Collected data entries:

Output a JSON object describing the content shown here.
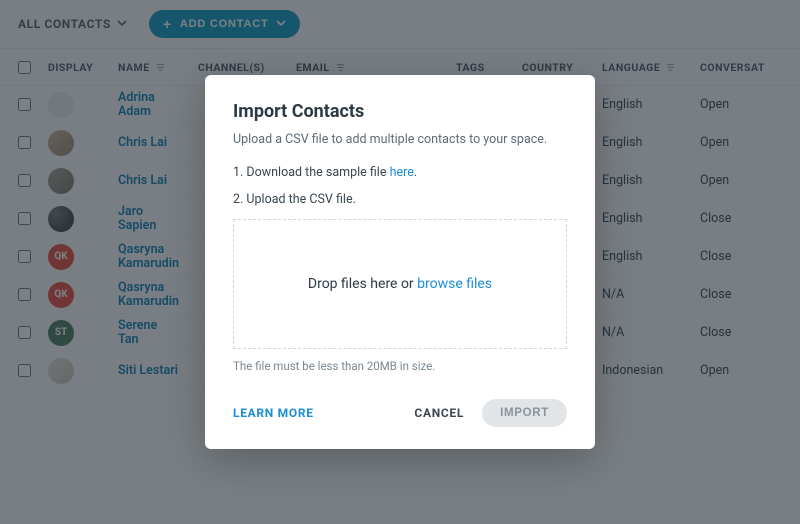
{
  "topbar": {
    "filter_label": "ALL CONTACTS",
    "add_label": "ADD CONTACT"
  },
  "table": {
    "headers": {
      "display": "DISPLAY",
      "name": "NAME",
      "channels": "CHANNEL(S)",
      "email": "EMAIL",
      "tags": "TAGS",
      "country": "COUNTRY",
      "language": "LANGUAGE",
      "conversation": "CONVERSAT"
    },
    "rows": [
      {
        "name_l1": "Adrina",
        "name_l2": "Adam",
        "avatar_class": "placeholder",
        "initials": "",
        "language": "English",
        "conversation": "Open"
      },
      {
        "name_l1": "Chris Lai",
        "name_l2": "",
        "avatar_class": "img1",
        "initials": "",
        "language": "English",
        "conversation": "Open"
      },
      {
        "name_l1": "Chris Lai",
        "name_l2": "",
        "avatar_class": "img2",
        "initials": "",
        "language": "English",
        "conversation": "Open"
      },
      {
        "name_l1": "Jaro",
        "name_l2": "Sapien",
        "avatar_class": "grad1",
        "initials": "",
        "language": "English",
        "conversation": "Close"
      },
      {
        "name_l1": "Qasryna",
        "name_l2": "Kamarudin",
        "avatar_class": "red",
        "initials": "QK",
        "language": "English",
        "conversation": "Close"
      },
      {
        "name_l1": "Qasryna",
        "name_l2": "Kamarudin",
        "avatar_class": "red",
        "initials": "QK",
        "language": "N/A",
        "conversation": "Close"
      },
      {
        "name_l1": "Serene",
        "name_l2": "Tan",
        "avatar_class": "green",
        "initials": "ST",
        "language": "N/A",
        "conversation": "Close"
      },
      {
        "name_l1": "Siti Lestari",
        "name_l2": "",
        "avatar_class": "pale",
        "initials": "",
        "language": "Indonesian",
        "conversation": "Open"
      }
    ]
  },
  "modal": {
    "title": "Import Contacts",
    "subtitle": "Upload a CSV file to add multiple contacts to your space.",
    "step1_pre": "1. Download the sample file ",
    "step1_link": "here",
    "step1_post": ".",
    "step2": "2. Upload the CSV file.",
    "drop_pre": "Drop files here or ",
    "drop_link": "browse files",
    "note": "The file must be less than 20MB in size.",
    "learn": "LEARN MORE",
    "cancel": "CANCEL",
    "import": "IMPORT"
  }
}
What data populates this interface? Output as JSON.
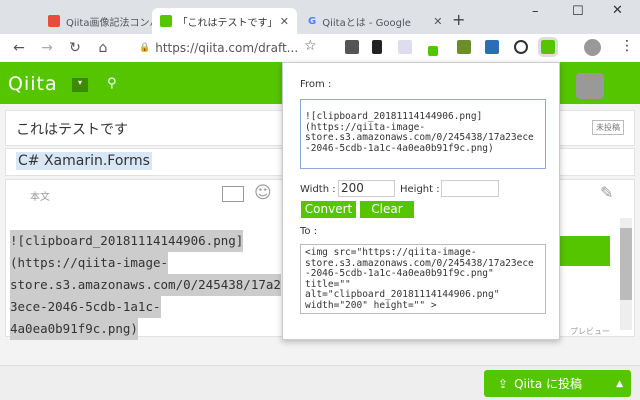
{
  "tabs": [
    {
      "title": "Qiita画像記法コンバ",
      "color": "#e74c3c"
    },
    {
      "title": "「これはテストです」を",
      "color": "#55c500"
    },
    {
      "title": "Qiitaとは - Google",
      "color": "#4285f4"
    }
  ],
  "address": "https://qiita.com/draft...",
  "qiita": {
    "logo": "Qiita",
    "title": "これはテストです",
    "tags": "C# Xamarin.Forms",
    "body_label": "本文",
    "draft_badge": "未投稿",
    "preview_label": "プレビュー",
    "post_button": "Qiita に投稿",
    "body_lines": [
      "![clipboard_20181114144906.png]",
      "(https://qiita-image-",
      "store.s3.amazonaws.com/0/245438/17a2",
      "3ece-2046-5cdb-1a1c-",
      "4a0ea0b91f9c.png)"
    ]
  },
  "popup": {
    "from_label": "From :",
    "from_value": "![clipboard_20181114144906.png]\n(https://qiita-image-\nstore.s3.amazonaws.com/0/245438/17a23ece\n-2046-5cdb-1a1c-4a0ea0b91f9c.png)",
    "width_label": "Width :",
    "width_value": "200",
    "height_label": "Height :",
    "height_value": "",
    "convert": "Convert",
    "clear": "Clear",
    "to_label": "To :",
    "to_value": "<img src=\"https://qiita-image-\nstore.s3.amazonaws.com/0/245438/17a23ece\n-2046-5cdb-1a1c-4a0ea0b91f9c.png\"\ntitle=\"\"\nalt=\"clipboard_20181114144906.png\"\nwidth=\"200\" height=\"\" >"
  }
}
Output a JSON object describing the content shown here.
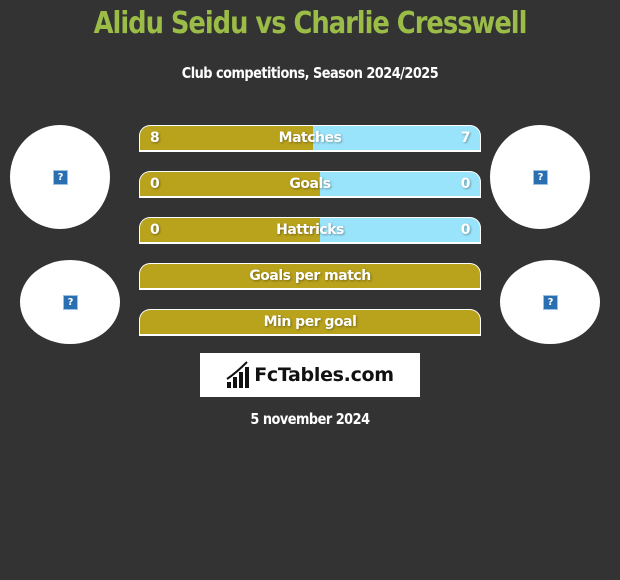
{
  "header": {
    "title": "Alidu Seidu vs Charlie Cresswell",
    "subtitle": "Club competitions, Season 2024/2025"
  },
  "players": {
    "left": {
      "name": "Alidu Seidu",
      "photo_icon": "broken-image-icon",
      "club_icon": "broken-image-icon"
    },
    "right": {
      "name": "Charlie Cresswell",
      "photo_icon": "broken-image-icon",
      "club_icon": "broken-image-icon"
    }
  },
  "colors": {
    "title": "#9bbd47",
    "left_bar": "#b9a21c",
    "right_bar": "#9ae4fb",
    "background": "#333333"
  },
  "stats": [
    {
      "label": "Matches",
      "left": "8",
      "right": "7",
      "left_share": 0.51
    },
    {
      "label": "Goals",
      "left": "0",
      "right": "0",
      "left_share": 0.53
    },
    {
      "label": "Hattricks",
      "left": "0",
      "right": "0",
      "left_share": 0.53
    },
    {
      "label": "Goals per match",
      "left": "",
      "right": "",
      "left_share": 1
    },
    {
      "label": "Min per goal",
      "left": "",
      "right": "",
      "left_share": 1
    }
  ],
  "logo": {
    "text": "FcTables.com",
    "icon": "bar-chart-icon"
  },
  "footer": {
    "date": "5 november 2024"
  },
  "icon_glyph": "?"
}
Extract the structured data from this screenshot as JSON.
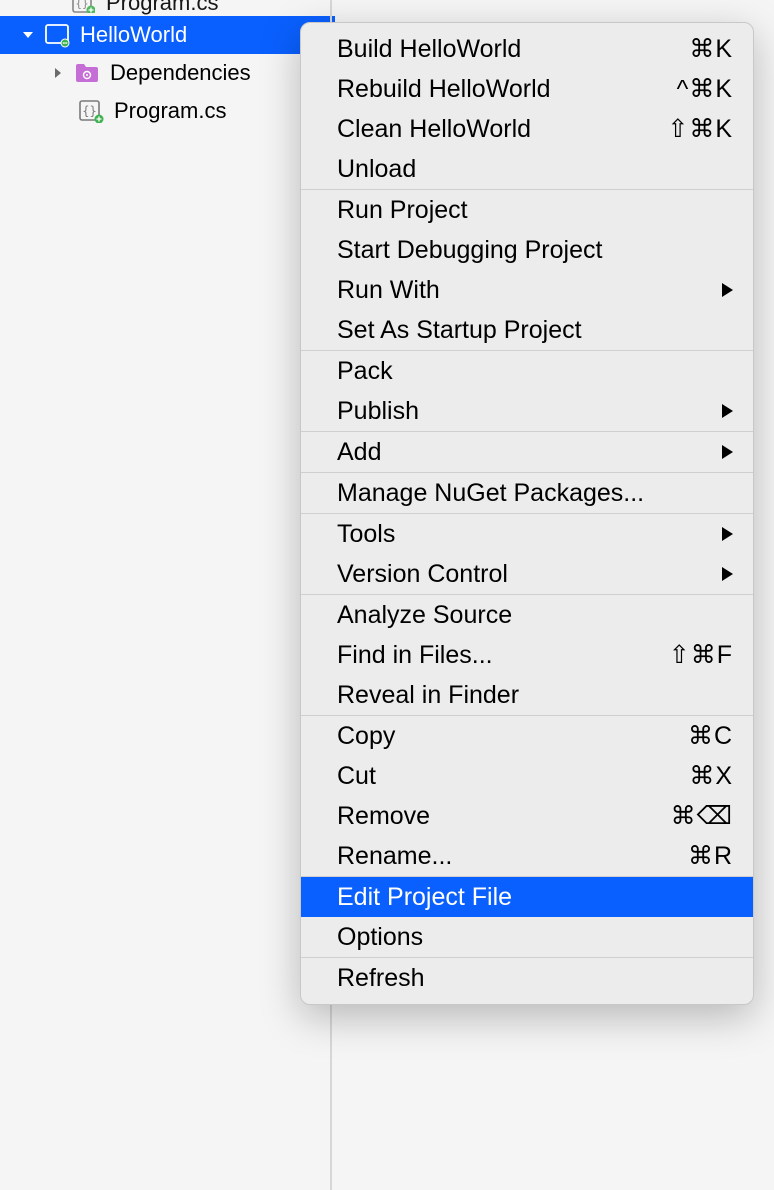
{
  "tree": {
    "cutoff_label": "Program.cs",
    "project_label": "HelloWorld",
    "dependencies_label": "Dependencies",
    "program_label": "Program.cs"
  },
  "menu": {
    "group1": [
      {
        "label": "Build HelloWorld",
        "shortcut": "⌘K"
      },
      {
        "label": "Rebuild HelloWorld",
        "shortcut": "^⌘K"
      },
      {
        "label": "Clean HelloWorld",
        "shortcut": "⇧⌘K"
      },
      {
        "label": "Unload",
        "shortcut": ""
      }
    ],
    "group2": [
      {
        "label": "Run Project",
        "shortcut": ""
      },
      {
        "label": "Start Debugging Project",
        "shortcut": ""
      },
      {
        "label": "Run With",
        "shortcut": "",
        "submenu": true
      },
      {
        "label": "Set As Startup Project",
        "shortcut": ""
      }
    ],
    "group3": [
      {
        "label": "Pack",
        "shortcut": ""
      },
      {
        "label": "Publish",
        "shortcut": "",
        "submenu": true
      }
    ],
    "group4": [
      {
        "label": "Add",
        "shortcut": "",
        "submenu": true
      }
    ],
    "group5": [
      {
        "label": "Manage NuGet Packages...",
        "shortcut": ""
      }
    ],
    "group6": [
      {
        "label": "Tools",
        "shortcut": "",
        "submenu": true
      },
      {
        "label": "Version Control",
        "shortcut": "",
        "submenu": true
      }
    ],
    "group7": [
      {
        "label": "Analyze Source",
        "shortcut": ""
      },
      {
        "label": "Find in Files...",
        "shortcut": "⇧⌘F"
      },
      {
        "label": "Reveal in Finder",
        "shortcut": ""
      }
    ],
    "group8": [
      {
        "label": "Copy",
        "shortcut": "⌘C"
      },
      {
        "label": "Cut",
        "shortcut": "⌘X"
      },
      {
        "label": "Remove",
        "shortcut": "⌘⌫"
      },
      {
        "label": "Rename...",
        "shortcut": "⌘R"
      }
    ],
    "group9": [
      {
        "label": "Edit Project File",
        "shortcut": "",
        "highlight": true
      },
      {
        "label": "Options",
        "shortcut": ""
      }
    ],
    "group10": [
      {
        "label": "Refresh",
        "shortcut": ""
      }
    ]
  }
}
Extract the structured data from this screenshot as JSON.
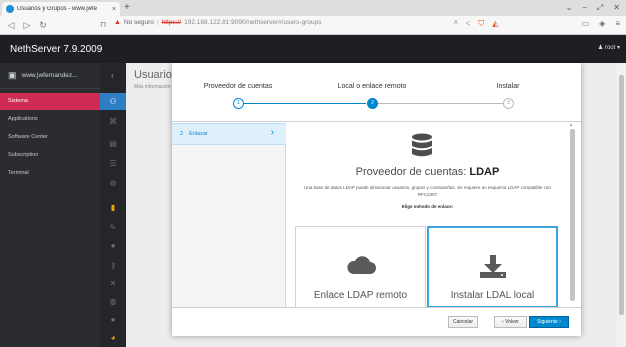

Task goal: Copy the data character for character, but drop all pictures from the copy.

Solution:
Output a JSON object describing the content shown here.
{
  "topbar": {
    "filter_label": "ALL CONTACTS",
    "add_label": "ADD CONTACT"
  },
  "table": {
    "headers": {
      "display": "DISPLAY",
      "name": "NAME",
      "channels": "CHANNEL(S)",
      "email": "EMAIL",
      "tags": "TAGS",
      "country": "COUNTRY",
      "language": "LANGUAGE",
      "conversation": "CONVERSAT"
    },
    "rows": [
      {
        "name_l1": "Adrina",
        "name_l2": "Adam",
        "avatar_class": "placeholder",
        "initials": "",
        "language": "English",
        "conversation": "Open"
      },
      {
        "name_l1": "Chris Lai",
        "name_l2": "",
        "avatar_class": "img1",
        "initials": "",
        "language": "English",
        "conversation": "Open"
      },
      {
        "name_l1": "Chris Lai",
        "name_l2": "",
        "avatar_class": "img2",
        "initials": "",
        "language": "English",
        "conversation": "Open"
      },
      {
        "name_l1": "Jaro",
        "name_l2": "Sapien",
        "avatar_class": "grad1",
        "initials": "",
        "language": "English",
        "conversation": "Close"
      },
      {
        "name_l1": "Qasryna",
        "name_l2": "Kamarudin",
        "avatar_class": "red",
        "initials": "QK",
        "language": "English",
        "conversation": "Close"
      },
      {
        "name_l1": "Qasryna",
        "name_l2": "Kamarudin",
        "avatar_class": "red",
        "initials": "QK",
        "language": "N/A",
        "conversation": "Close"
      },
      {
        "name_l1": "Serene",
        "name_l2": "Tan",
        "avatar_class": "green",
        "initials": "ST",
        "language": "N/A",
        "conversation": "Close"
      },
      {
        "name_l1": "Siti Lestari",
        "name_l2": "",
        "avatar_class": "pale",
        "initials": "",
        "language": "Indonesian",
        "conversation": "Open"
      }
    ]
  },
  "modal": {
    "title": "Import Contacts",
    "subtitle": "Upload a CSV file to add multiple contacts to your space.",
    "step1_pre": "1. Download the sample file ",
    "step1_link": "here",
    "step1_post": ".",
    "step2": "2. Upload the CSV file.",
    "drop_pre": "Drop files here or ",
    "drop_link": "browse files",
    "note": "The file must be less than 20MB in size.",
    "learn": "LEARN MORE",
    "cancel": "CANCEL",
    "import": "IMPORT"
  }
}
What data populates this interface? Output as JSON.
{
  "tabs": [
    {
      "title": "Qiita画像記法コンバ",
      "color": "#e74c3c"
    },
    {
      "title": "「これはテストです」を",
      "color": "#55c500"
    },
    {
      "title": "Qiitaとは - Google",
      "color": "#4285f4"
    }
  ],
  "address": "https://qiita.com/draft...",
  "qiita": {
    "logo": "Qiita",
    "title": "これはテストです",
    "tags": "C# Xamarin.Forms",
    "body_label": "本文",
    "draft_badge": "未投稿",
    "preview_label": "プレビュー",
    "post_button": "Qiita に投稿",
    "body_lines": [
      "![clipboard_20181114144906.png]",
      "(https://qiita-image-",
      "store.s3.amazonaws.com/0/245438/17a2",
      "3ece-2046-5cdb-1a1c-",
      "4a0ea0b91f9c.png)"
    ]
  },
  "popup": {
    "from_label": "From :",
    "from_value": "![clipboard_20181114144906.png]\n(https://qiita-image-\nstore.s3.amazonaws.com/0/245438/17a23ece\n-2046-5cdb-1a1c-4a0ea0b91f9c.png)",
    "width_label": "Width :",
    "width_value": "200",
    "height_label": "Height :",
    "height_value": "",
    "convert": "Convert",
    "clear": "Clear",
    "to_label": "To :",
    "to_value": "<img src=\"https://qiita-image-\nstore.s3.amazonaws.com/0/245438/17a23ece\n-2046-5cdb-1a1c-4a0ea0b91f9c.png\"\ntitle=\"\"\nalt=\"clipboard_20181114144906.png\"\nwidth=\"200\" height=\"\" >"
  }
}
Output a JSON object describing the content shown here.
{
  "header": {
    "title": "Alidu Seidu vs Charlie Cresswell",
    "subtitle": "Club competitions, Season 2024/2025"
  },
  "players": {
    "left": {
      "name": "Alidu Seidu",
      "photo_icon": "broken-image-icon",
      "club_icon": "broken-image-icon"
    },
    "right": {
      "name": "Charlie Cresswell",
      "photo_icon": "broken-image-icon",
      "club_icon": "broken-image-icon"
    }
  },
  "colors": {
    "title": "#9bbd47",
    "left_bar": "#b9a21c",
    "right_bar": "#9ae4fb",
    "background": "#333333"
  },
  "stats": [
    {
      "label": "Matches",
      "left": "8",
      "right": "7",
      "left_share": 0.51
    },
    {
      "label": "Goals",
      "left": "0",
      "right": "0",
      "left_share": 0.53
    },
    {
      "label": "Hattricks",
      "left": "0",
      "right": "0",
      "left_share": 0.53
    },
    {
      "label": "Goals per match",
      "left": "",
      "right": "",
      "left_share": 1
    },
    {
      "label": "Min per goal",
      "left": "",
      "right": "",
      "left_share": 1
    }
  ],
  "logo": {
    "text": "FcTables.com",
    "icon": "bar-chart-icon"
  },
  "footer": {
    "date": "5 november 2024"
  },
  "icon_glyph": "?"
}
Extract the structured data from this screenshot as JSON.
{
  "tree": {
    "cutoff_label": "Program.cs",
    "project_label": "HelloWorld",
    "dependencies_label": "Dependencies",
    "program_label": "Program.cs"
  },
  "menu": {
    "group1": [
      {
        "label": "Build HelloWorld",
        "shortcut": "⌘K"
      },
      {
        "label": "Rebuild HelloWorld",
        "shortcut": "^⌘K"
      },
      {
        "label": "Clean HelloWorld",
        "shortcut": "⇧⌘K"
      },
      {
        "label": "Unload",
        "shortcut": ""
      }
    ],
    "group2": [
      {
        "label": "Run Project",
        "shortcut": ""
      },
      {
        "label": "Start Debugging Project",
        "shortcut": ""
      },
      {
        "label": "Run With",
        "shortcut": "",
        "submenu": true
      },
      {
        "label": "Set As Startup Project",
        "shortcut": ""
      }
    ],
    "group3": [
      {
        "label": "Pack",
        "shortcut": ""
      },
      {
        "label": "Publish",
        "shortcut": "",
        "submenu": true
      }
    ],
    "group4": [
      {
        "label": "Add",
        "shortcut": "",
        "submenu": true
      }
    ],
    "group5": [
      {
        "label": "Manage NuGet Packages...",
        "shortcut": ""
      }
    ],
    "group6": [
      {
        "label": "Tools",
        "shortcut": "",
        "submenu": true
      },
      {
        "label": "Version Control",
        "shortcut": "",
        "submenu": true
      }
    ],
    "group7": [
      {
        "label": "Analyze Source",
        "shortcut": ""
      },
      {
        "label": "Find in Files...",
        "shortcut": "⇧⌘F"
      },
      {
        "label": "Reveal in Finder",
        "shortcut": ""
      }
    ],
    "group8": [
      {
        "label": "Copy",
        "shortcut": "⌘C"
      },
      {
        "label": "Cut",
        "shortcut": "⌘X"
      },
      {
        "label": "Remove",
        "shortcut": "⌘⌫"
      },
      {
        "label": "Rename...",
        "shortcut": "⌘R"
      }
    ],
    "group9": [
      {
        "label": "Edit Project File",
        "shortcut": "",
        "highlight": true
      },
      {
        "label": "Options",
        "shortcut": ""
      }
    ],
    "group10": [
      {
        "label": "Refresh",
        "shortcut": ""
      }
    ]
  }
}
Extract the structured data from this screenshot as JSON.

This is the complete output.